## INSTRUCTION
Locate and copy each line in the data that contains the word "this".
--
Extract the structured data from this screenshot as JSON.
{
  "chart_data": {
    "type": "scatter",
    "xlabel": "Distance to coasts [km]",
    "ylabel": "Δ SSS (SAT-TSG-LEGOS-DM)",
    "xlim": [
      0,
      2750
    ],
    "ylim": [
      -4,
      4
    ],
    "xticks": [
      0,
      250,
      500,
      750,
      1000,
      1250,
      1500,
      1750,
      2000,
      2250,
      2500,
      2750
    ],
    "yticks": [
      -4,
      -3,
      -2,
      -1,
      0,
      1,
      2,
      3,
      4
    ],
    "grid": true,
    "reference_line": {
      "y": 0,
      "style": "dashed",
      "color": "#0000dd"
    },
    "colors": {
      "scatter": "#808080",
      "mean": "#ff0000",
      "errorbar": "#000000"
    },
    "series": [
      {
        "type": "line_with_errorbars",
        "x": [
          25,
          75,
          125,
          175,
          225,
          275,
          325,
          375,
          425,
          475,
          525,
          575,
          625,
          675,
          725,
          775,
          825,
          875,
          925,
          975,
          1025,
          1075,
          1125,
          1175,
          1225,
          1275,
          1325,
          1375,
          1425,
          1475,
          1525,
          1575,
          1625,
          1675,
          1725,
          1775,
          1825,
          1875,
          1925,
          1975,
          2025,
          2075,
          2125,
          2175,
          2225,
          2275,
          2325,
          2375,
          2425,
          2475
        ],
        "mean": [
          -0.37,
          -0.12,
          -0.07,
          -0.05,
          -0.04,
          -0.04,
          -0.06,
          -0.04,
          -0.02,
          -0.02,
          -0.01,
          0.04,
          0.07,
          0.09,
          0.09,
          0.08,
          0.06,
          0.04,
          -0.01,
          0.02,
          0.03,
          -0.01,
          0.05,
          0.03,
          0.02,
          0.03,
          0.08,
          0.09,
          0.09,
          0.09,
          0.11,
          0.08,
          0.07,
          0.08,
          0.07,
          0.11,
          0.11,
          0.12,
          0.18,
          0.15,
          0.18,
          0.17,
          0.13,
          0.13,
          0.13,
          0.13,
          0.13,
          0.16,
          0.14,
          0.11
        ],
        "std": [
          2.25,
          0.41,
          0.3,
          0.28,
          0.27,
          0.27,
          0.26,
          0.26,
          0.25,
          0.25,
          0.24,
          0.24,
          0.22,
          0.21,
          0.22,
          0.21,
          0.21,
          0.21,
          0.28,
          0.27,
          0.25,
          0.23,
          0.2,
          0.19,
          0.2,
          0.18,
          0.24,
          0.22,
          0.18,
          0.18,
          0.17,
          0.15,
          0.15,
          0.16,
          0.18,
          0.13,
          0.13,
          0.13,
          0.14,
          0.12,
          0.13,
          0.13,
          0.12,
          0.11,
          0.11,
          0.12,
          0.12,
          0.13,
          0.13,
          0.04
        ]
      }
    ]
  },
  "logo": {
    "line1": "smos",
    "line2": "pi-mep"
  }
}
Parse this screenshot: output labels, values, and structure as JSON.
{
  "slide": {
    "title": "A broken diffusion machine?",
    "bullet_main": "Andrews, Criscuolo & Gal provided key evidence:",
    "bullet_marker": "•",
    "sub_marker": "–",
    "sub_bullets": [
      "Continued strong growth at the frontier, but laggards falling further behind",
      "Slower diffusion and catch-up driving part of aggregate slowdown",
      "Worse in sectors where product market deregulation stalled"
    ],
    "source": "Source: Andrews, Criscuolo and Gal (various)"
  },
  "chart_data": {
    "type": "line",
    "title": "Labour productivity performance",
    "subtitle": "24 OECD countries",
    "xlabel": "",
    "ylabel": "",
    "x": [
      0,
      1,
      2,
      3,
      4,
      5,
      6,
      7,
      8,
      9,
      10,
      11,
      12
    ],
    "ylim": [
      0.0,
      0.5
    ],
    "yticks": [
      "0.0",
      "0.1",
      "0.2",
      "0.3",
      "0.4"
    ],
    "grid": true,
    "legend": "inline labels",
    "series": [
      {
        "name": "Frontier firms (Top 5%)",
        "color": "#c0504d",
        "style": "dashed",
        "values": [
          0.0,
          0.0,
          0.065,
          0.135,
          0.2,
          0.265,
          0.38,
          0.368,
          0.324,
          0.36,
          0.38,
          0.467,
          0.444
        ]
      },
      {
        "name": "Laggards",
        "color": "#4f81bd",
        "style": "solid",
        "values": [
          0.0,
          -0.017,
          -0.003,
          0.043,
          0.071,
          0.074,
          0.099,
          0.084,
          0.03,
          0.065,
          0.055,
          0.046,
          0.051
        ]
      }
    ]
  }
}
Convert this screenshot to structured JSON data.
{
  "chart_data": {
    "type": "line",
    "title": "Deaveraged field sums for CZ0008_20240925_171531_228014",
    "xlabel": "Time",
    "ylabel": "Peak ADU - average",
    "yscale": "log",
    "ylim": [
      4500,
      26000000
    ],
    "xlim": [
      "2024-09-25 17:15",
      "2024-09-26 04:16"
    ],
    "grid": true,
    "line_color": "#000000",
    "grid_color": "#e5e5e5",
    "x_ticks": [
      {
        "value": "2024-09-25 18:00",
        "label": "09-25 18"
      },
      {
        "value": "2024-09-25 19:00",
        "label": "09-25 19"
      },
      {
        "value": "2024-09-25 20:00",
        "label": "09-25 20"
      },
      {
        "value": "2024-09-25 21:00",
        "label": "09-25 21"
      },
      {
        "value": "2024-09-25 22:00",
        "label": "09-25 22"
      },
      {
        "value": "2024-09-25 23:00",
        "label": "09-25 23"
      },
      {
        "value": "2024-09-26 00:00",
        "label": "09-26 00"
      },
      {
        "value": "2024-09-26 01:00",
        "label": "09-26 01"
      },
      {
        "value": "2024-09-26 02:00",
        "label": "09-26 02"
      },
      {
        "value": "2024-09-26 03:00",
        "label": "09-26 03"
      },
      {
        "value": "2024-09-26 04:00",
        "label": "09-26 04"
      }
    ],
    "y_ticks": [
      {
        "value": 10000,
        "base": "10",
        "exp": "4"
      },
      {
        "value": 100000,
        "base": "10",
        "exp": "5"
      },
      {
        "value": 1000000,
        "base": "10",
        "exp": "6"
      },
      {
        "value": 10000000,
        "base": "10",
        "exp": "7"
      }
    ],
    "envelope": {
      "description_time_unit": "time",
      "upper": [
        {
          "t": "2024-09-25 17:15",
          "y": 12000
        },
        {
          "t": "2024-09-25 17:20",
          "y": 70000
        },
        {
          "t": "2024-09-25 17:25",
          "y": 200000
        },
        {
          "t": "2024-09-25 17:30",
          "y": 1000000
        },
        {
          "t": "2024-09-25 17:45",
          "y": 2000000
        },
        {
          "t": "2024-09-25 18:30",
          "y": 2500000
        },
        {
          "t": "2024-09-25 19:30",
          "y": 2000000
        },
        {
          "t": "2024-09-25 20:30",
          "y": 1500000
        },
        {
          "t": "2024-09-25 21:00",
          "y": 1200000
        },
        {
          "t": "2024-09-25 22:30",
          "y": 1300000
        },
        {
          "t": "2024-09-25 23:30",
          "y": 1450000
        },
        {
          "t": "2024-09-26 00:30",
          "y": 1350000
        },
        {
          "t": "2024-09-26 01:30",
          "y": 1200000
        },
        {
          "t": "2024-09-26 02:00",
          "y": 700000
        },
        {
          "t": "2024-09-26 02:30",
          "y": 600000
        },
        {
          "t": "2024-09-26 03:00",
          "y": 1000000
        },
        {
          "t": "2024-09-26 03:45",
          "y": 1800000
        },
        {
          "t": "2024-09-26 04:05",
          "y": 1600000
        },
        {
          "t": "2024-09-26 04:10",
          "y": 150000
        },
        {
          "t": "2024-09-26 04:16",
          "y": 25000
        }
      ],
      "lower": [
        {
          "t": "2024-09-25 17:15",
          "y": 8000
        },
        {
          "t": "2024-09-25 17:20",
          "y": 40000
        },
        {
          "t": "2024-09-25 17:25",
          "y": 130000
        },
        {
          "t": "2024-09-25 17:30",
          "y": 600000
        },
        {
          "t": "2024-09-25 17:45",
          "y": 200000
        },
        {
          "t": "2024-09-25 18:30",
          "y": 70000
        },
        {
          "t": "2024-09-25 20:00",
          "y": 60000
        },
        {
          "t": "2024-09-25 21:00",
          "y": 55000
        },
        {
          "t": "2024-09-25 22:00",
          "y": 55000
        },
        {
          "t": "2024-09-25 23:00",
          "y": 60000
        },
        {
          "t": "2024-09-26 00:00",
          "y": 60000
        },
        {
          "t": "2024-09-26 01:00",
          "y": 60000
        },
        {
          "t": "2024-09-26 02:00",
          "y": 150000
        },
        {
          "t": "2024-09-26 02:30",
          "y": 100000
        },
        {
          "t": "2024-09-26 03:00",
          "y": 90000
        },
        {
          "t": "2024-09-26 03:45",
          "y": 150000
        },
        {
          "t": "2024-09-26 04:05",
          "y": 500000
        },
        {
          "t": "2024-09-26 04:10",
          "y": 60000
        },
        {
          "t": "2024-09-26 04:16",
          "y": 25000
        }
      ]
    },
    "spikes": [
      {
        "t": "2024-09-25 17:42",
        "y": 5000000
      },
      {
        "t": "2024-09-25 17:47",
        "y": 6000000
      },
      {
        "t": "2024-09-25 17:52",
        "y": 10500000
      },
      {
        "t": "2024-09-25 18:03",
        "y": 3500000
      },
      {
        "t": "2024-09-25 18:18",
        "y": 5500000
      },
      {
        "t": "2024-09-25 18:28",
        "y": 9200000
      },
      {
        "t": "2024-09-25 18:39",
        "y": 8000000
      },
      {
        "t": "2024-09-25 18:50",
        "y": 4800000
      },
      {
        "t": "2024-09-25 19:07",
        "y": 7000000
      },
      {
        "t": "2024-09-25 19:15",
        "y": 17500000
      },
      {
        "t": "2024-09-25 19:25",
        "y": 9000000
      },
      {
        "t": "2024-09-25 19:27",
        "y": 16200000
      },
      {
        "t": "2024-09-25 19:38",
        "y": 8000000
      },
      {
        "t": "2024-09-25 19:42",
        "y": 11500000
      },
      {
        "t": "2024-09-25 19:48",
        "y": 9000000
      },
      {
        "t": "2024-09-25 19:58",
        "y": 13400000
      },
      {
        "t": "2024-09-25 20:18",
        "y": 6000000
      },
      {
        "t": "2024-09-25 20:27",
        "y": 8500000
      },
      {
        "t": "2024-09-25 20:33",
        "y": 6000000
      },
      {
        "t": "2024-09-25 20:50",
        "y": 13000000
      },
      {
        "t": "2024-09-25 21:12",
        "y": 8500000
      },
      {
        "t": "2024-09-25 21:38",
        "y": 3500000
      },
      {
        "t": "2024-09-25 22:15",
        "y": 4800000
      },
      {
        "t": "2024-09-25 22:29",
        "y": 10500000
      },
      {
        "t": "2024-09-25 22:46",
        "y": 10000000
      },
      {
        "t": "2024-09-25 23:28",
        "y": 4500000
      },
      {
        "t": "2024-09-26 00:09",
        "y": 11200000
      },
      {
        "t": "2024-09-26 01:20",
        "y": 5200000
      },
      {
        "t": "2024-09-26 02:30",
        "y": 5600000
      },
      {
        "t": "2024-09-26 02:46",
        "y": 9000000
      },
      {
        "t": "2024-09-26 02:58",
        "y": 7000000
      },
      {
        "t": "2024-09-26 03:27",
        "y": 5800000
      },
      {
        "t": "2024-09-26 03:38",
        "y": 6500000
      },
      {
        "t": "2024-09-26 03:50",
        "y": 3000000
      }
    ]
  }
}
--
## TASK RESULT
Extract the structured data from this screenshot as JSON.
Parse this screenshot: output labels, values, and structure as JSON.
Convert this screenshot to structured JSON data.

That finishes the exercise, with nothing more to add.